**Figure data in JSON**
● ● ● ● ●

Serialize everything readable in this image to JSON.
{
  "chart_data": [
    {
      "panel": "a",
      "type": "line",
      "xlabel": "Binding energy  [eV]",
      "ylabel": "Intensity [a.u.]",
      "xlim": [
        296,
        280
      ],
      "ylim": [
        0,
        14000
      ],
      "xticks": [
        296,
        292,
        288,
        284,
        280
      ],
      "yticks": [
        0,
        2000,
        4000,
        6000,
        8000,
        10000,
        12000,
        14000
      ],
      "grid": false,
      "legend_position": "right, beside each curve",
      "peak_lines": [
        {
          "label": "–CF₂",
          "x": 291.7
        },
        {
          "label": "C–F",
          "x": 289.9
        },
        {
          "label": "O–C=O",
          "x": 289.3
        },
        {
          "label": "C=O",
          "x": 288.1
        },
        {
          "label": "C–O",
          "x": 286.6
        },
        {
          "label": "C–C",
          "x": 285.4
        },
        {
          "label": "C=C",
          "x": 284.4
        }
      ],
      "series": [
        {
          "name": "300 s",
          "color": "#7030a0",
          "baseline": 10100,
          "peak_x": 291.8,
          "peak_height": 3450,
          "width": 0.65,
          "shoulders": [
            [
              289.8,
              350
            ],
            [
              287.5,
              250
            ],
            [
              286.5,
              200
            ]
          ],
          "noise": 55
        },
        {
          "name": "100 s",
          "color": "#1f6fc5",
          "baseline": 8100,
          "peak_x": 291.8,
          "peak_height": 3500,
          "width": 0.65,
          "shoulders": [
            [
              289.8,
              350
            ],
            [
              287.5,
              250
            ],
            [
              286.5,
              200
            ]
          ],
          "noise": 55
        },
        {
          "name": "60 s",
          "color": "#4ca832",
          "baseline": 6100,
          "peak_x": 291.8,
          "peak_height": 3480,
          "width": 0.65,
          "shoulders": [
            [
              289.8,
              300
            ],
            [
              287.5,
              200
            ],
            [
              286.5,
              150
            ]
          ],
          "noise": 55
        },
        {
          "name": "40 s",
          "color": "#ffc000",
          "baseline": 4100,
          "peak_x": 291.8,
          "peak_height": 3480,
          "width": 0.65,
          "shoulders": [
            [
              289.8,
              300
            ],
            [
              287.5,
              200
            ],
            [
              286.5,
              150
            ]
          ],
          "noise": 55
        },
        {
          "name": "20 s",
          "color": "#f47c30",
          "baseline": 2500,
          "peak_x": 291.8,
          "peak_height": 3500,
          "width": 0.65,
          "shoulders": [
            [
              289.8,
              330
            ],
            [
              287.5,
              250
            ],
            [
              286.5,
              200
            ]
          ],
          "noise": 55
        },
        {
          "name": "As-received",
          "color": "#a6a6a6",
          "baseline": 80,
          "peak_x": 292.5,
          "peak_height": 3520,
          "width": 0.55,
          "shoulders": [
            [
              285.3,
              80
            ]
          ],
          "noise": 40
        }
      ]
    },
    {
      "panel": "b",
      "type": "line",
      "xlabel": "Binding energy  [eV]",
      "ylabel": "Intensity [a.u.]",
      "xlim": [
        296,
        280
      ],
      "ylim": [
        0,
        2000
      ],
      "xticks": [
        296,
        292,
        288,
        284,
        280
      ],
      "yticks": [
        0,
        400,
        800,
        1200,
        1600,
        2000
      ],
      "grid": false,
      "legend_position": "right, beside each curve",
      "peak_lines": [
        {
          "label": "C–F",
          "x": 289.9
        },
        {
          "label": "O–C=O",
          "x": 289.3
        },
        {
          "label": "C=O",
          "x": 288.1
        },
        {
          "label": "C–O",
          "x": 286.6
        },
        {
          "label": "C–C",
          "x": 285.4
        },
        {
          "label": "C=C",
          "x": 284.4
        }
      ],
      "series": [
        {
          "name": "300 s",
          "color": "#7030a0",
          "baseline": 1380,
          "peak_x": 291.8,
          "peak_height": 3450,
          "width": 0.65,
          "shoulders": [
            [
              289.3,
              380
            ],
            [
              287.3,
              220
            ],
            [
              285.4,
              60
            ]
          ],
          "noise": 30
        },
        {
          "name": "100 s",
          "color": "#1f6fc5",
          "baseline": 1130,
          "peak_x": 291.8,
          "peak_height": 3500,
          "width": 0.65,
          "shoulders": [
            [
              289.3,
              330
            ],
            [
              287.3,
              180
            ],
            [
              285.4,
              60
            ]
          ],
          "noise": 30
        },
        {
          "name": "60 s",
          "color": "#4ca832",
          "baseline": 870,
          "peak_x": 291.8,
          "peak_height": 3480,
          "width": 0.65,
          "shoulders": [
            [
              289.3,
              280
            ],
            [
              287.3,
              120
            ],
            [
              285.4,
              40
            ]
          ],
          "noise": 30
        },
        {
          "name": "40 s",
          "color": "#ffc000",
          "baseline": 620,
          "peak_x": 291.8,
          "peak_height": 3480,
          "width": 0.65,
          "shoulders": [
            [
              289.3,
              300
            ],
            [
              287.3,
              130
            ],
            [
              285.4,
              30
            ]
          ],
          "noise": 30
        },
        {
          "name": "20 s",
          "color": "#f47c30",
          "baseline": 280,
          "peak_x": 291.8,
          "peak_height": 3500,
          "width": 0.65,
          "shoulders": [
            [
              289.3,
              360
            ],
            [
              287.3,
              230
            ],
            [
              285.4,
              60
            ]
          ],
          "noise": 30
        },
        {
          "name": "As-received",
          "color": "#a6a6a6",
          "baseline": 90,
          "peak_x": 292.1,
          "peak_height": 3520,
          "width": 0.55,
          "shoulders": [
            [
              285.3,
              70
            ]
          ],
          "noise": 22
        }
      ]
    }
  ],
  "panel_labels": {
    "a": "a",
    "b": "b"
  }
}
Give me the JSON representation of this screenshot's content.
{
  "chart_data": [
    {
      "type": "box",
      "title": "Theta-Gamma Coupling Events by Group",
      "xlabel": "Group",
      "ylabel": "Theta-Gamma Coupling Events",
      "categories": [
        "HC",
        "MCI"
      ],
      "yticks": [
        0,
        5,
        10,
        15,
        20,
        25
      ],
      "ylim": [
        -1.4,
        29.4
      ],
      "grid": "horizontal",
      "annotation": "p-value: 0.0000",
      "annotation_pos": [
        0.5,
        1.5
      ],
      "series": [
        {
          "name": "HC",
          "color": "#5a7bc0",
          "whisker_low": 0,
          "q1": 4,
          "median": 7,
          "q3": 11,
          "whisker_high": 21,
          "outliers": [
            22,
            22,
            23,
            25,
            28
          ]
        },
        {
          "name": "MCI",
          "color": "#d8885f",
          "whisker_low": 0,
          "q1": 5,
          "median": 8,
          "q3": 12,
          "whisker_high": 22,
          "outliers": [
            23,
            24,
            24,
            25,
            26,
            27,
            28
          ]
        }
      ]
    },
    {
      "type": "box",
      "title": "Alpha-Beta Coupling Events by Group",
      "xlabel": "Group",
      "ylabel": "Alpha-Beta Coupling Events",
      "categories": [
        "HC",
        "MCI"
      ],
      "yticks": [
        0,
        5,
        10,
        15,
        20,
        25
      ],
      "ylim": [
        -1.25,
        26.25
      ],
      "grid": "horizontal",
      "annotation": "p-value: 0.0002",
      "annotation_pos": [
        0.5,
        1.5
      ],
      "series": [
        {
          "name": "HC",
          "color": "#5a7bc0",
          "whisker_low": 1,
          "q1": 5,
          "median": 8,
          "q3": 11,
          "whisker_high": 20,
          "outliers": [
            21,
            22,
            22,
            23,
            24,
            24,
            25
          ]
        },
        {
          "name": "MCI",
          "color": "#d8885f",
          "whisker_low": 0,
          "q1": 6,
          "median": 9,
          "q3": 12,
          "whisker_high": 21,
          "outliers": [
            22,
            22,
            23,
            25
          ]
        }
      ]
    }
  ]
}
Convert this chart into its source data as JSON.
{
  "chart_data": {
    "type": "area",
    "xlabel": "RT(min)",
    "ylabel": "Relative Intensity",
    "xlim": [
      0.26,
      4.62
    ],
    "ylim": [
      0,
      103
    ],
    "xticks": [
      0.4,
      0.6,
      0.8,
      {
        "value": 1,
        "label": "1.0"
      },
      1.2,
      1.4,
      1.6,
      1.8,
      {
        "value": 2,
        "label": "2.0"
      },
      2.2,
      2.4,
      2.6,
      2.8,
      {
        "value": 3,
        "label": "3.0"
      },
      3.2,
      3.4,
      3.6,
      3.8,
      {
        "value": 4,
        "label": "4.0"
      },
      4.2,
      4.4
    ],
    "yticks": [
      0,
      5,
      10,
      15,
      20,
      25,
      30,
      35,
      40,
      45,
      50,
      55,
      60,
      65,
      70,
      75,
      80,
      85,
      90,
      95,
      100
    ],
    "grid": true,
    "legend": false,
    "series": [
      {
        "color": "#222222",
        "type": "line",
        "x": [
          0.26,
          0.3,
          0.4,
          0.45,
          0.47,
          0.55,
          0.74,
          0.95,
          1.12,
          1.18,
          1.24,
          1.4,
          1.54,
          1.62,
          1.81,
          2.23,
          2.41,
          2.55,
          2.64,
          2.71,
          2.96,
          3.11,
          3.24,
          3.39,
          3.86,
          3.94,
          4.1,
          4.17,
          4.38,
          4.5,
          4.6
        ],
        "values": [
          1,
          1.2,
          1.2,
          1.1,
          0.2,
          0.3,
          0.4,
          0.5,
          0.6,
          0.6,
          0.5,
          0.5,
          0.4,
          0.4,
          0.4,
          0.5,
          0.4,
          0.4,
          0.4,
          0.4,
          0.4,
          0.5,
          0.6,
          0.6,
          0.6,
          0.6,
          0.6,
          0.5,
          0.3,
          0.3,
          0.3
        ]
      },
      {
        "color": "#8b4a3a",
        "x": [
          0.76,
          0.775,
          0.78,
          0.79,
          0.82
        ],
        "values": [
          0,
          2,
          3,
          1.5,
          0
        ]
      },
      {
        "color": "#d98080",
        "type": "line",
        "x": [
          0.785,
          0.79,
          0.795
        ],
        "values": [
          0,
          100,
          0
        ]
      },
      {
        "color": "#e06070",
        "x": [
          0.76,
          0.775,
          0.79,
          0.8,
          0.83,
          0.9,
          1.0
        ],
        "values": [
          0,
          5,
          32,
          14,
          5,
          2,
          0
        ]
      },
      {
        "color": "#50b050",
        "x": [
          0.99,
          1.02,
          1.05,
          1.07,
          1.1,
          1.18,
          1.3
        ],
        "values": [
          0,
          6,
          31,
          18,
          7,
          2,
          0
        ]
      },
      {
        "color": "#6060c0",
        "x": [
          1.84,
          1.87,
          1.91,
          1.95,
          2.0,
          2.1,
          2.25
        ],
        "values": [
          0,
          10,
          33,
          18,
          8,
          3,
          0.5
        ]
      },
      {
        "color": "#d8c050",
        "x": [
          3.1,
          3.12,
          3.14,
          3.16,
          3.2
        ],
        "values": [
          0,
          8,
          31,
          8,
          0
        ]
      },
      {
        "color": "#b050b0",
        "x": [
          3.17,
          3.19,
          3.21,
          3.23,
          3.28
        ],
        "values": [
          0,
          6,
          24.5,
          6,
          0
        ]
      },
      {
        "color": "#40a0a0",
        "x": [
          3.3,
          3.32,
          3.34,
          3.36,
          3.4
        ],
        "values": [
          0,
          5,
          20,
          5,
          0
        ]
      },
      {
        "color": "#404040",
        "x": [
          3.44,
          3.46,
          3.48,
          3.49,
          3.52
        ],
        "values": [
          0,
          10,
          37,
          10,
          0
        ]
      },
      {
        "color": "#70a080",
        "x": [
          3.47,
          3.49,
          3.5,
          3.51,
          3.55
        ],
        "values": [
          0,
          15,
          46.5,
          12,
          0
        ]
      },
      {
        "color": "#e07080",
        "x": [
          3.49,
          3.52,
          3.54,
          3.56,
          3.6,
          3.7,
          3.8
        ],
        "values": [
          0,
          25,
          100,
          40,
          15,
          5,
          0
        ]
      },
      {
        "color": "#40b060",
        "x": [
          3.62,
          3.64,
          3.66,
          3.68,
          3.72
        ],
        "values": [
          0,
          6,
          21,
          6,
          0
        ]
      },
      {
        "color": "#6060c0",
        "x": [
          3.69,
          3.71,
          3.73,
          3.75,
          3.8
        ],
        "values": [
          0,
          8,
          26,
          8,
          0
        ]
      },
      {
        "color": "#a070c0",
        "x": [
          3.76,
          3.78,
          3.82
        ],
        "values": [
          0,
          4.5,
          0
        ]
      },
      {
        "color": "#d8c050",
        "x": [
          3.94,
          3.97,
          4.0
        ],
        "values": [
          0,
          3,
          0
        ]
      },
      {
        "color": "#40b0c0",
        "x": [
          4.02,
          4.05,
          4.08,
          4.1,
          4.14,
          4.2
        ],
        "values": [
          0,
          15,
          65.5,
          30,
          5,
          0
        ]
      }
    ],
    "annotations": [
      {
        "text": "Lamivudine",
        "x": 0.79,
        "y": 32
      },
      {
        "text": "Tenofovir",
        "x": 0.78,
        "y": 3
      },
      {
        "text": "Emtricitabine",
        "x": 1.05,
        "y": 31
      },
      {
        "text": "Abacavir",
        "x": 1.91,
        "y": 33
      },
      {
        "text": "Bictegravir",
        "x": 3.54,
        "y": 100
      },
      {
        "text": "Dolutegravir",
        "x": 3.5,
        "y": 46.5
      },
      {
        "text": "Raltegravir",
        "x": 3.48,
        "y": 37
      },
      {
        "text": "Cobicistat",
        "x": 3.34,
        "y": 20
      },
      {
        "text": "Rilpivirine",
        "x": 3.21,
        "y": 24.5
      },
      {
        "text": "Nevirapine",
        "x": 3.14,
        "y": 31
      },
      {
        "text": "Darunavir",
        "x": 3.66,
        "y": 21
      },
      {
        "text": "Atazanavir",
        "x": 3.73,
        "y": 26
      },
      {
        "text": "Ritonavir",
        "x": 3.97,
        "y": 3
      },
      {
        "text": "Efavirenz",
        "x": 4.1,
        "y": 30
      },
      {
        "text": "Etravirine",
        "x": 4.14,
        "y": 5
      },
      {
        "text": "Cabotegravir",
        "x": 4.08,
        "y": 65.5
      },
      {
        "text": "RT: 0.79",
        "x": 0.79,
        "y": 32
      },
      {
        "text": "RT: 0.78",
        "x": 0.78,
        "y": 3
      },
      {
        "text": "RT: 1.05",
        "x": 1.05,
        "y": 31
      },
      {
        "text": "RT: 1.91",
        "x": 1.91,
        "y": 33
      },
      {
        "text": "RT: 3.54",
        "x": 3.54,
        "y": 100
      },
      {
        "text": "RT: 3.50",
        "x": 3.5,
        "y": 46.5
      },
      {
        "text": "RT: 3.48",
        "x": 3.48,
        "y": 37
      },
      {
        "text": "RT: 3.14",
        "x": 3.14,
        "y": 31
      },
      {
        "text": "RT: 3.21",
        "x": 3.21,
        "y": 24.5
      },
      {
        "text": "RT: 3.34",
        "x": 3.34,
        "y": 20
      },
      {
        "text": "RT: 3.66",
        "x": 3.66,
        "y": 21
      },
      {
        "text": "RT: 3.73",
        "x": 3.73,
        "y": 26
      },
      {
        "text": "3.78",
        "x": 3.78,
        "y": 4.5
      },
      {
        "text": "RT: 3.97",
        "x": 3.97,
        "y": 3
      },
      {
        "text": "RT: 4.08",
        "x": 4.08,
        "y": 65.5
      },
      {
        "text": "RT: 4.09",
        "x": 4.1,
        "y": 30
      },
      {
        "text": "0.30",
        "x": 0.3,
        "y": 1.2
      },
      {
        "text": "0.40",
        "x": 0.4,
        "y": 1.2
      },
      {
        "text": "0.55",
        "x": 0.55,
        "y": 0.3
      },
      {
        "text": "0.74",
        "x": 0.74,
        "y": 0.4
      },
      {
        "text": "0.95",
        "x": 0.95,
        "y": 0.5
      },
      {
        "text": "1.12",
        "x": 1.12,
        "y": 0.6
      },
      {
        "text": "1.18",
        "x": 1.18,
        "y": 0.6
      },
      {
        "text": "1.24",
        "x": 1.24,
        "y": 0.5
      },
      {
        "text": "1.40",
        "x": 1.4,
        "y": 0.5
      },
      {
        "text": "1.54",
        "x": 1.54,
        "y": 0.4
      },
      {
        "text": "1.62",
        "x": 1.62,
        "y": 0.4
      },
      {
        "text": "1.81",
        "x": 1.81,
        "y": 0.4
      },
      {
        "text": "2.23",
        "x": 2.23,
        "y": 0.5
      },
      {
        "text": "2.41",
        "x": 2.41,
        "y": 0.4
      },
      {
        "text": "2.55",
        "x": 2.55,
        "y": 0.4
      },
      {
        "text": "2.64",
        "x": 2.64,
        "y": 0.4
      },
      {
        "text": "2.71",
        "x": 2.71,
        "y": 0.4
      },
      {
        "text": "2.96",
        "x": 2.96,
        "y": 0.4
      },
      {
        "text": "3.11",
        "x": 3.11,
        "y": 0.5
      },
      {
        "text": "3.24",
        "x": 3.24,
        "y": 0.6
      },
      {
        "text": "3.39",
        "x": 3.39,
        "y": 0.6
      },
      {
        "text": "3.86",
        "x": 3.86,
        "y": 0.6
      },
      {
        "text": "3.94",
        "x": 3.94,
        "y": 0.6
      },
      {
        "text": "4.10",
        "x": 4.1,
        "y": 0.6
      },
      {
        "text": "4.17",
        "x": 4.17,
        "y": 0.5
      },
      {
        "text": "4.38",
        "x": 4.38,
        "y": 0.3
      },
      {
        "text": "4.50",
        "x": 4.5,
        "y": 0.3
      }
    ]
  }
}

● ● ● ● ●

**Exercise instructions**
Gather up every line from the listing above in which the word "this" occurs.

**The output**
Serialize everything readable in this image to JSON.
Give me the JSON representation of this screenshot's content.
Convert this chart into its source data as JSON.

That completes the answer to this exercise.